The request: Find all the lines with "road" and gather them.

Provided records:
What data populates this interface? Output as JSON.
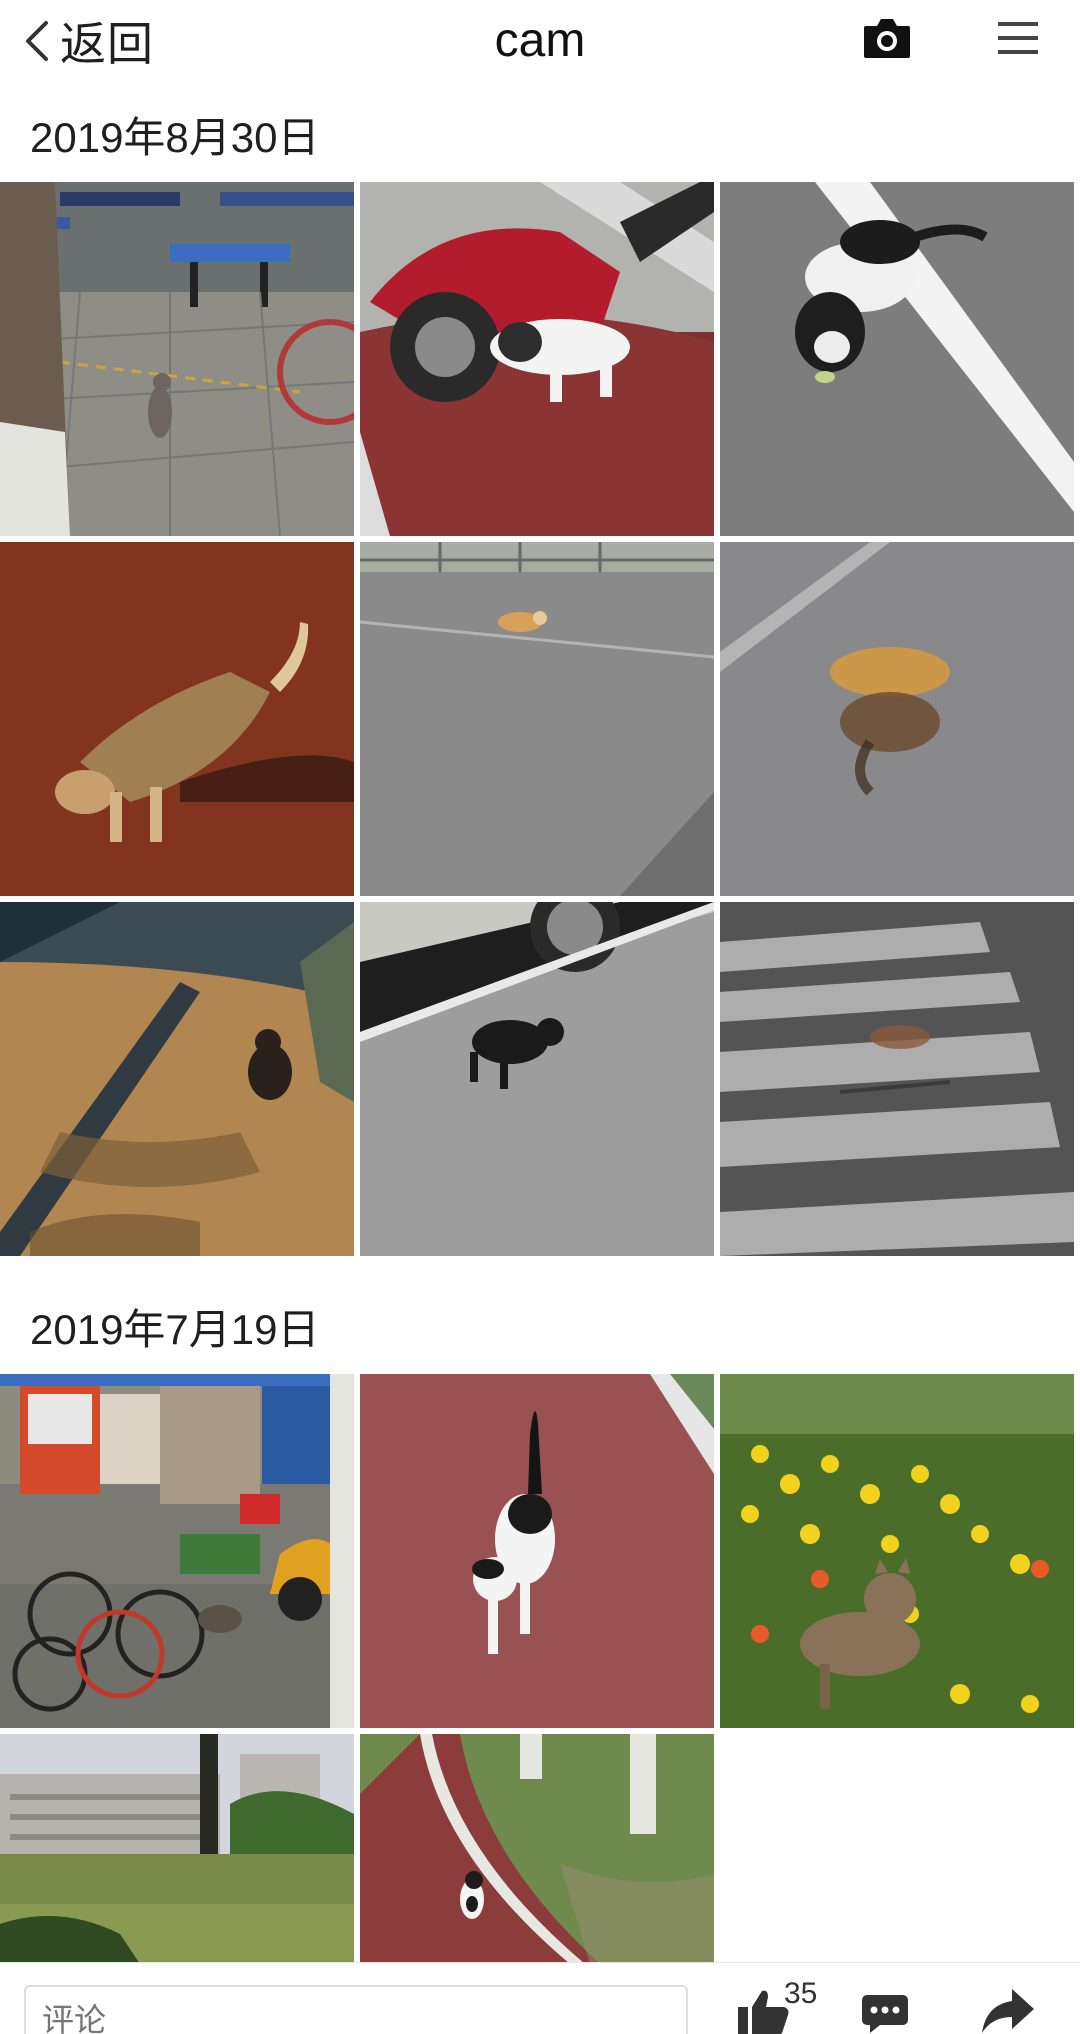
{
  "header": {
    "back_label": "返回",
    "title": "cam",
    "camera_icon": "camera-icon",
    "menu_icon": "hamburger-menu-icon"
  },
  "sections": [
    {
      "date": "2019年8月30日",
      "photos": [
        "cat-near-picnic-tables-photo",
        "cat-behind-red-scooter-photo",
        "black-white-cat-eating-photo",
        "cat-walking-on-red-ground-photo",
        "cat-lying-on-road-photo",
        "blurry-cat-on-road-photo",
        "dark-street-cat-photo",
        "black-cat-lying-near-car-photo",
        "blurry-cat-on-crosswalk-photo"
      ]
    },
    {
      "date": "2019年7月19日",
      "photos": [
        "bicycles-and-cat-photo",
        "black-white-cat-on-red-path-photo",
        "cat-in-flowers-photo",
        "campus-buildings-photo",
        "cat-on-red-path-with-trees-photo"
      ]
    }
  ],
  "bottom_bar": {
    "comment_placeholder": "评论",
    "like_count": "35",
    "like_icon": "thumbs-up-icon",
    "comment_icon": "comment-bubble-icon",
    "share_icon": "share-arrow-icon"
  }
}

Answer to this problem:
        "cat-lying-on-road-photo",
        "blurry-cat-on-road-photo",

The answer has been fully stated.